**Required work:**
Below are the records. List every line holding the word "official".

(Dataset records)
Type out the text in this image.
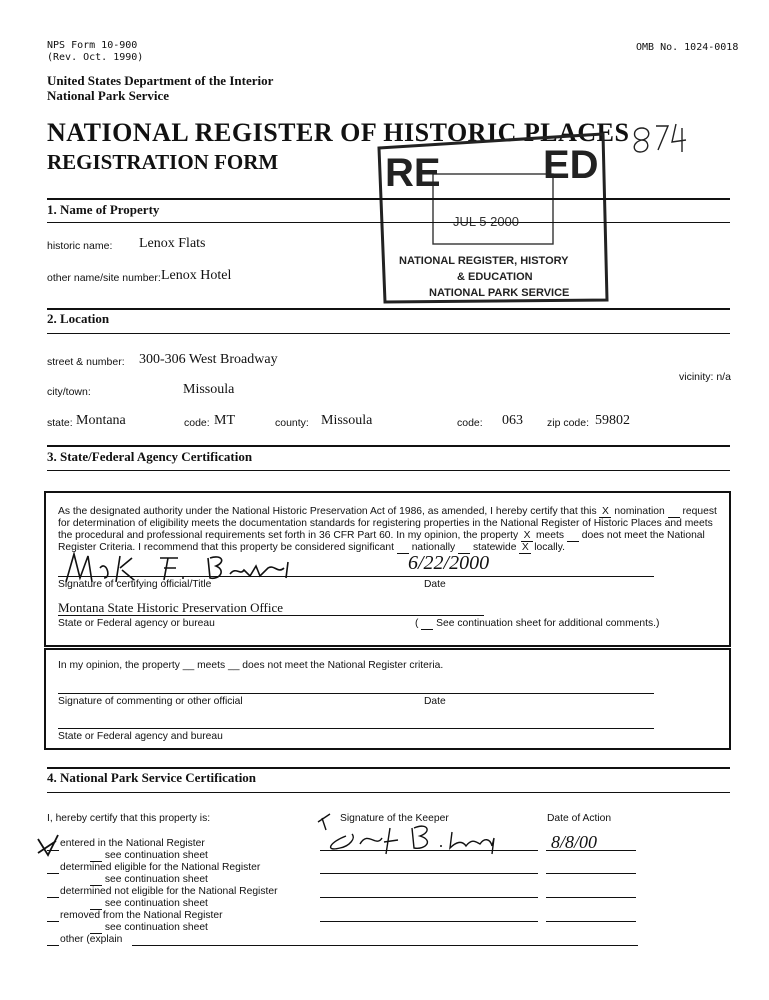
NPS Form 10-900
(Rev. Oct. 1990)
OMB No. 1024-0018
United States Department of the Interior
National Park Service
NATIONAL REGISTER OF HISTORIC PLACES
REGISTRATION FORM	RE	ED
JUL 5 2000
NATIONAL REGISTER, HISTORY
& EDUCATION
NATIONAL PARK SERVICE
1. Name of Property
historic name: Lenox Flats
other name/site number: Lenox Hotel
2. Location
street & number: 300-306 West Broadway
city/town:	Missoula
vicinity: n/a
state: Montana	code: MT	county: Missoula	code: 063 zip code: 59802
3. State/Federal Agency Certification
As the designated authority under the National Historic Preservation Act of 1986, as amended, I hereby certify that this X nomination request
for determination of eligibility meets the documentation standards for registering properties in the National Register of Historic Places and meets
the procedural and professional requirements set forth in 36 CFR Part 60. In my opinion, the property X meets does not meet the National
Register Criteria. I recommend that this property be considered significant nationally statewide X locally.
Signature of certifying official/Title	Date
6/22/2000
Montana State Historic Preservation Office
State or Federal agency or bureau	(    See continuation sheet for additional comments.)
In my opinion, the property __ meets __ does not meet the National Register criteria.
Signature of commenting or other official	Date
State or Federal agency and bureau
4. National Park Service Certification
I, hereby certify that this property is:	Signature of the Keeper	Date of Action
8/8/00
entered in the National Register
see continuation sheet
determined eligible for the National Register
see continuation sheet
determined not eligible for the National Register
see continuation sheet
removed from the National Register
see continuation sheet
other (explain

**Answer in full:**
Signature of certifying official/Title	Date
Signature of commenting or other official	Date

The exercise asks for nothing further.